Written exercise - Determine how many lines of the material hold the string "States" and reply with only that number.

Provided data -
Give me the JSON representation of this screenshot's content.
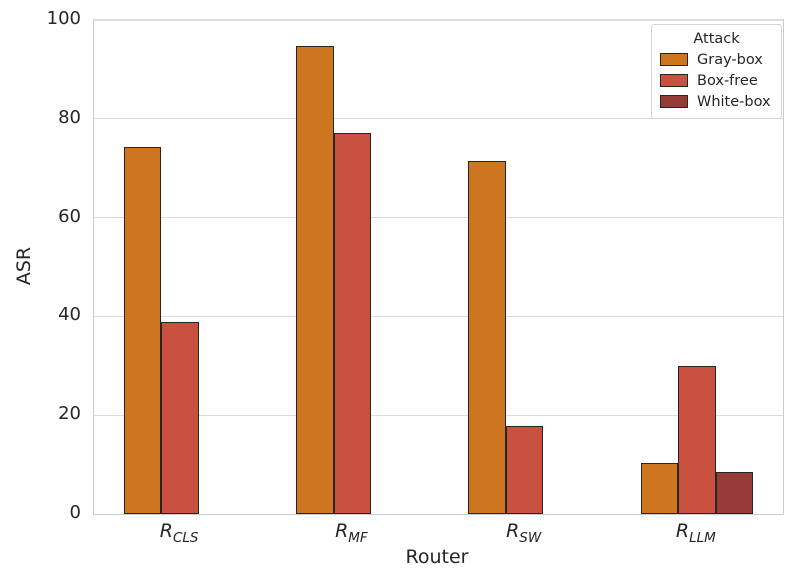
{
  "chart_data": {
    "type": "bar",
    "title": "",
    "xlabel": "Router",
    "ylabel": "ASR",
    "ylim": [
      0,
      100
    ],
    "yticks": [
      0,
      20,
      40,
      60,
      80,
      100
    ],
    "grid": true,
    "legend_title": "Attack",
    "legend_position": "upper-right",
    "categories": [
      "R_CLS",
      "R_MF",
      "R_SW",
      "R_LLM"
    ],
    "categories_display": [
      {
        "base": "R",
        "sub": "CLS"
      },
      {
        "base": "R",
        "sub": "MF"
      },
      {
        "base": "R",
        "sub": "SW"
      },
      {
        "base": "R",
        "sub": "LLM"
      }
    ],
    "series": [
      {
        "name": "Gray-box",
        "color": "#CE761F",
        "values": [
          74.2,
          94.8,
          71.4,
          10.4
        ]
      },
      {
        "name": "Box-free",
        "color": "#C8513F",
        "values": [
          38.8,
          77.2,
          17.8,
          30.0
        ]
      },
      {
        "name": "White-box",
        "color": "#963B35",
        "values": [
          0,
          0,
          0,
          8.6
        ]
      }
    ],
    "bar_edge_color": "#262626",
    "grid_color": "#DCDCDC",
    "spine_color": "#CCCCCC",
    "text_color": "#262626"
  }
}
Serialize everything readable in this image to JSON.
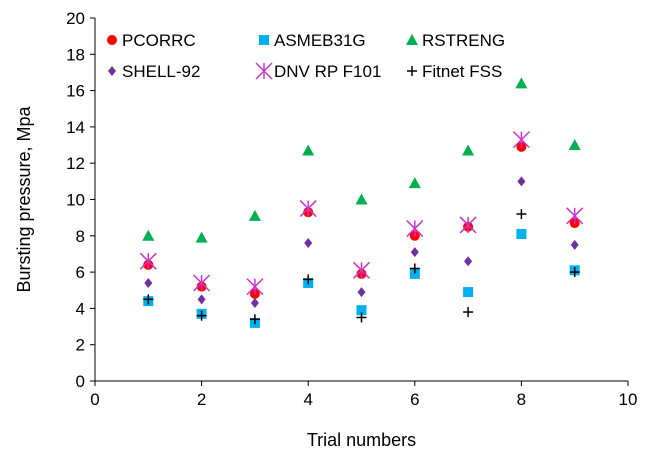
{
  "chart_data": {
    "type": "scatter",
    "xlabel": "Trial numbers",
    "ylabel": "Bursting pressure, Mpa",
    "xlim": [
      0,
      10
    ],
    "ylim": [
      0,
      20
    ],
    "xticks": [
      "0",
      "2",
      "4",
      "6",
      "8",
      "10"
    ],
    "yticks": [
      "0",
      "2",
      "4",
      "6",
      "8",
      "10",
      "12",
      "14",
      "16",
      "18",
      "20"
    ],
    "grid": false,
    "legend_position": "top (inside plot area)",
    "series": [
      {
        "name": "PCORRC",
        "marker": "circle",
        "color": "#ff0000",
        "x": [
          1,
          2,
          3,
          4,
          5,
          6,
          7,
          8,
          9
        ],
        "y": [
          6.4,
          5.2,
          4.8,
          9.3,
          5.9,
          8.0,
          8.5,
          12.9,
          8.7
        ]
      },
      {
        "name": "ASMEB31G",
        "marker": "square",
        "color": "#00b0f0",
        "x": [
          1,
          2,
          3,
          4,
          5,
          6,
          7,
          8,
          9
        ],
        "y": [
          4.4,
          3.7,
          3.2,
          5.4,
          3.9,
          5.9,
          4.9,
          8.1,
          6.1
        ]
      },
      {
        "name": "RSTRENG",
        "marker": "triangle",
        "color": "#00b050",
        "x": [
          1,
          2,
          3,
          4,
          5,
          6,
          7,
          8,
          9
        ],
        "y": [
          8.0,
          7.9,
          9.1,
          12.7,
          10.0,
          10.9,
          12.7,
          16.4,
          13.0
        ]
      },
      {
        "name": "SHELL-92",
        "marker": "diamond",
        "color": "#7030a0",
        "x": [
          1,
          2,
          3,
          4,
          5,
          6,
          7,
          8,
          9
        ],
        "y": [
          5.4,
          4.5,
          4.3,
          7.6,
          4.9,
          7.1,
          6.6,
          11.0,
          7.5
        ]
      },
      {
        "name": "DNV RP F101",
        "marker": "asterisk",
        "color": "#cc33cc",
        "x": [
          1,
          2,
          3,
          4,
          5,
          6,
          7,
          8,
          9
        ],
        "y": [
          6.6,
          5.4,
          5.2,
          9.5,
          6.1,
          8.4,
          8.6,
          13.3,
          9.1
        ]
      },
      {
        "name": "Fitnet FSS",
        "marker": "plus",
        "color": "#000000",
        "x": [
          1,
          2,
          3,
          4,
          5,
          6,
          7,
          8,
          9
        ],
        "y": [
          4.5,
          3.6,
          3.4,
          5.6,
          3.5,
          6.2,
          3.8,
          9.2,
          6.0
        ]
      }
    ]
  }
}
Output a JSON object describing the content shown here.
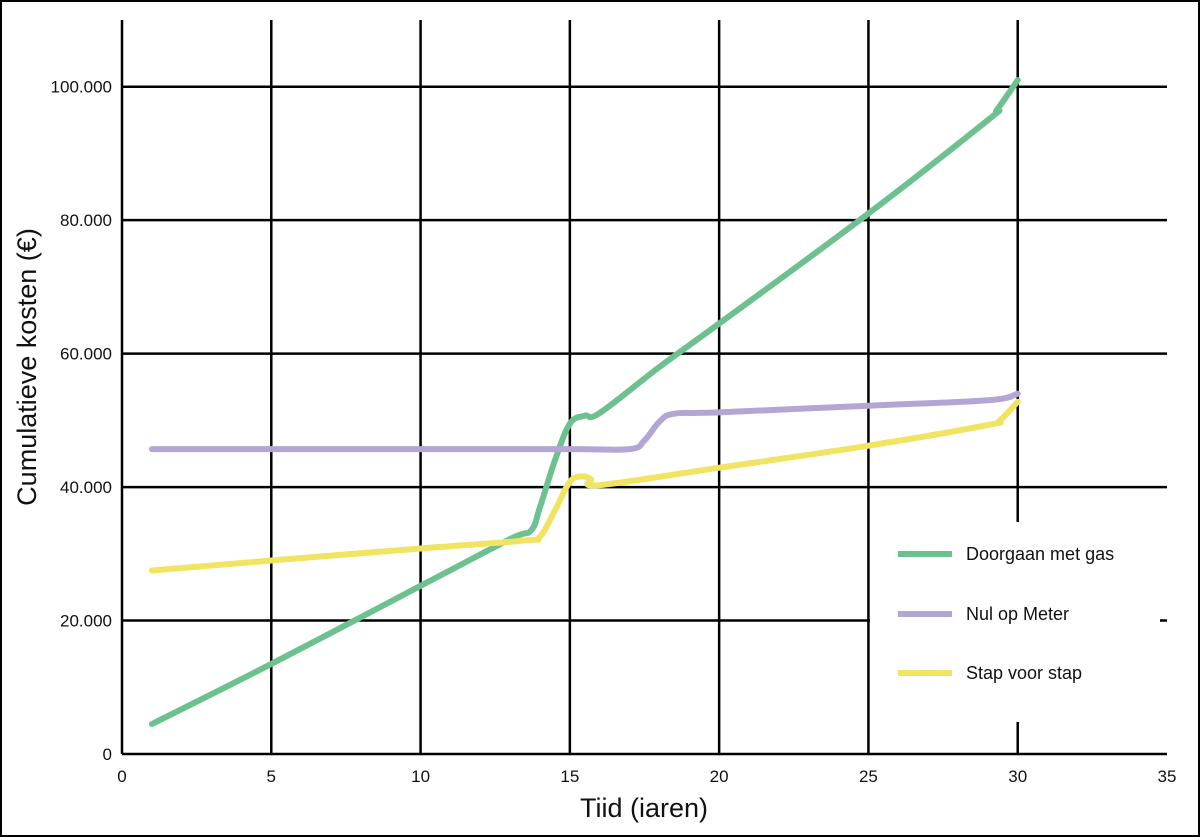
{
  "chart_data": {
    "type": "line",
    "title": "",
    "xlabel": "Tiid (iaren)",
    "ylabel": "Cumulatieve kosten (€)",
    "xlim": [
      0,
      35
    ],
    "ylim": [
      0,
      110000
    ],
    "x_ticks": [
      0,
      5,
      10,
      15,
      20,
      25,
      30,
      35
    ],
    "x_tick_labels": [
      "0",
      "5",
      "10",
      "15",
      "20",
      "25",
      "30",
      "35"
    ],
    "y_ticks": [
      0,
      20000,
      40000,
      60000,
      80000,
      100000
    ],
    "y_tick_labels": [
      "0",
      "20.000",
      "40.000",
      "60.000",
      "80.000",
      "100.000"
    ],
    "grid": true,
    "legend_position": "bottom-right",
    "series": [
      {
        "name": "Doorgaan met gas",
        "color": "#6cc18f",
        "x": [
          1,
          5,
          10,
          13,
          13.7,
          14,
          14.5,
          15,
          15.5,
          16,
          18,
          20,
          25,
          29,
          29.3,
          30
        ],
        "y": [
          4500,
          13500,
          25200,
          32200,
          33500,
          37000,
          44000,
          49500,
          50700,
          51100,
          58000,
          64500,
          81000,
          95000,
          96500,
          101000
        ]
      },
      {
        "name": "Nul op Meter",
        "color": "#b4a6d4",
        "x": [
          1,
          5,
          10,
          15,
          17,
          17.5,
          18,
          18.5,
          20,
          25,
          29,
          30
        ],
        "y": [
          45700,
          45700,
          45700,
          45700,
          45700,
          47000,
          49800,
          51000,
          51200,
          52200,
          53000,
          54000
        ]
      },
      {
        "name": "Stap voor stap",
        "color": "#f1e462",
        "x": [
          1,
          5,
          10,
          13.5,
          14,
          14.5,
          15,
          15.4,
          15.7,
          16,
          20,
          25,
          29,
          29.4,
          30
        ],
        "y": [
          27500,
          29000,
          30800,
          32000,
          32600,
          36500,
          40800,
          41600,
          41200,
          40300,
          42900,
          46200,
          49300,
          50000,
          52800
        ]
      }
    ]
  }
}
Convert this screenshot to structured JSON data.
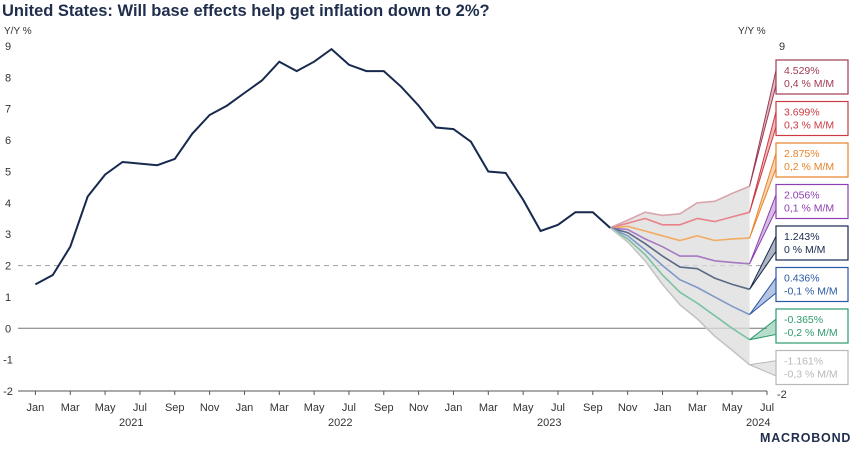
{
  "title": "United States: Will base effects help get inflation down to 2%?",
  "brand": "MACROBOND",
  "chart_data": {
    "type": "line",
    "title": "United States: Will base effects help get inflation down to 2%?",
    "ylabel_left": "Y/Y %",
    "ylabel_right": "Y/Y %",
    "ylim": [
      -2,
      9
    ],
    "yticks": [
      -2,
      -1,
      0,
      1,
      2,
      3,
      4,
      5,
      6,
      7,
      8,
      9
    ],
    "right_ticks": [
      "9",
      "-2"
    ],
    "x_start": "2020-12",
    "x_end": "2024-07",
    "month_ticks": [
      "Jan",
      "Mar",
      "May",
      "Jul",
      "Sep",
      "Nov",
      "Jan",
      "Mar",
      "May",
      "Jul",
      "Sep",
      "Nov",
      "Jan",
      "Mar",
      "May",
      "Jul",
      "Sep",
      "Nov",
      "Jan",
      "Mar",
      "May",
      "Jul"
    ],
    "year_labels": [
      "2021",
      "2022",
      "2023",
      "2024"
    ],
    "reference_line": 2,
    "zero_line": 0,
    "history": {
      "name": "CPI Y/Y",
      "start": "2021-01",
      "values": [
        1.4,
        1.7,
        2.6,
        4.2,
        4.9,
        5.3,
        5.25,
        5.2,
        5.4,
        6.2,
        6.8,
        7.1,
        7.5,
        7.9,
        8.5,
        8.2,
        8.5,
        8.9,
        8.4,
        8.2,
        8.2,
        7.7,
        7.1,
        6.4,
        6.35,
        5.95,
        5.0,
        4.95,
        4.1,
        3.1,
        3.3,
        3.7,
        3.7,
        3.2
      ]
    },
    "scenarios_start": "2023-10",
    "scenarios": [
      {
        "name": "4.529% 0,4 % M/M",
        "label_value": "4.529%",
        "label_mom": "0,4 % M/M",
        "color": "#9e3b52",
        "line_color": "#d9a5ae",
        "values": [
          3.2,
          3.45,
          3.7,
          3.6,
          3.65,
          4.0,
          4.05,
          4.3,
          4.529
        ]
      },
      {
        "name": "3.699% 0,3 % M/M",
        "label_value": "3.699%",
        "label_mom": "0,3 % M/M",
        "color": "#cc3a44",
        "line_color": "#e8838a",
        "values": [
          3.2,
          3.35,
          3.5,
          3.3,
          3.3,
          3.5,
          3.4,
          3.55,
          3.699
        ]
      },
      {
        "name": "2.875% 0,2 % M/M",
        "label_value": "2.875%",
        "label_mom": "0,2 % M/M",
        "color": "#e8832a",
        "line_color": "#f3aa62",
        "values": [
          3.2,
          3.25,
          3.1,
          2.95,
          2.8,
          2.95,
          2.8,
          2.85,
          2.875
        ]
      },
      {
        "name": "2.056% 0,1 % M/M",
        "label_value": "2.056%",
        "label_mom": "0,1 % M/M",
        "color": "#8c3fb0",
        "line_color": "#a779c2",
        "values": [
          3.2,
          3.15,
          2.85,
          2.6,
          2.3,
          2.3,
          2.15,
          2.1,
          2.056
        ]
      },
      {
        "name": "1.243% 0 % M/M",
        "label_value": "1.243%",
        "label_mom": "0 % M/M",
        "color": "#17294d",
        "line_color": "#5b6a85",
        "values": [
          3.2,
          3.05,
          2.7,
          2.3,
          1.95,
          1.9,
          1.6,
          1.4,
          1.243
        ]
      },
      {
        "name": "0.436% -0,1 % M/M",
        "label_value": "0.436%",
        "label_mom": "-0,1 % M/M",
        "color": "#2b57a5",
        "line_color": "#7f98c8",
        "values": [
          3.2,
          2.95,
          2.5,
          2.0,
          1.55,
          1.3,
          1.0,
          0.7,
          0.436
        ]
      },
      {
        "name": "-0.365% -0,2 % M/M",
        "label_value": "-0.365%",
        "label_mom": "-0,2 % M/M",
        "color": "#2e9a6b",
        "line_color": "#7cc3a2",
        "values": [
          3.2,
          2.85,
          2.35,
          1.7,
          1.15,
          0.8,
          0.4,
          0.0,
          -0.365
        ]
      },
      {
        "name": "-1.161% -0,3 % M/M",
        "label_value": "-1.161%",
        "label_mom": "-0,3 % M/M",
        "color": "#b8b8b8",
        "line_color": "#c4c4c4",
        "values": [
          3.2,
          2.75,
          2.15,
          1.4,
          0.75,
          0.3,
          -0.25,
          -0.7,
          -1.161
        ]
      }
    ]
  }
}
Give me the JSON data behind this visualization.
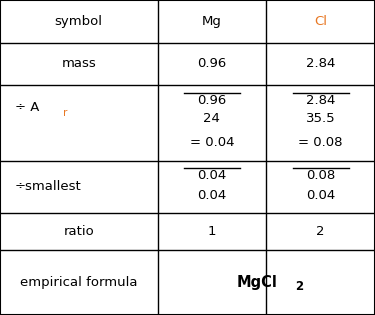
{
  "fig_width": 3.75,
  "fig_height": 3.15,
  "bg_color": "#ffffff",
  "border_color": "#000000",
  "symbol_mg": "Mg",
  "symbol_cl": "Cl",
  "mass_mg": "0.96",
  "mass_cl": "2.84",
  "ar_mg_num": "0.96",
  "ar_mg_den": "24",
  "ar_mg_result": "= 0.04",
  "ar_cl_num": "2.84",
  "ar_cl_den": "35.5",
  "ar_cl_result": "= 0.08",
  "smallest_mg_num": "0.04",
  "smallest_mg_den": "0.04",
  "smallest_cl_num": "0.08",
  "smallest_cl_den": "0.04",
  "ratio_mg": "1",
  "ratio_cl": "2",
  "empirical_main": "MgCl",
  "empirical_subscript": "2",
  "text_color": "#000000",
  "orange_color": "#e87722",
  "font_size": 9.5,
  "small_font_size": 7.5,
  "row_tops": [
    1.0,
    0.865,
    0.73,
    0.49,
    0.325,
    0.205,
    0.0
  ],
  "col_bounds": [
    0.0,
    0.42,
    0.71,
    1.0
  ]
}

Result of this exercise - 2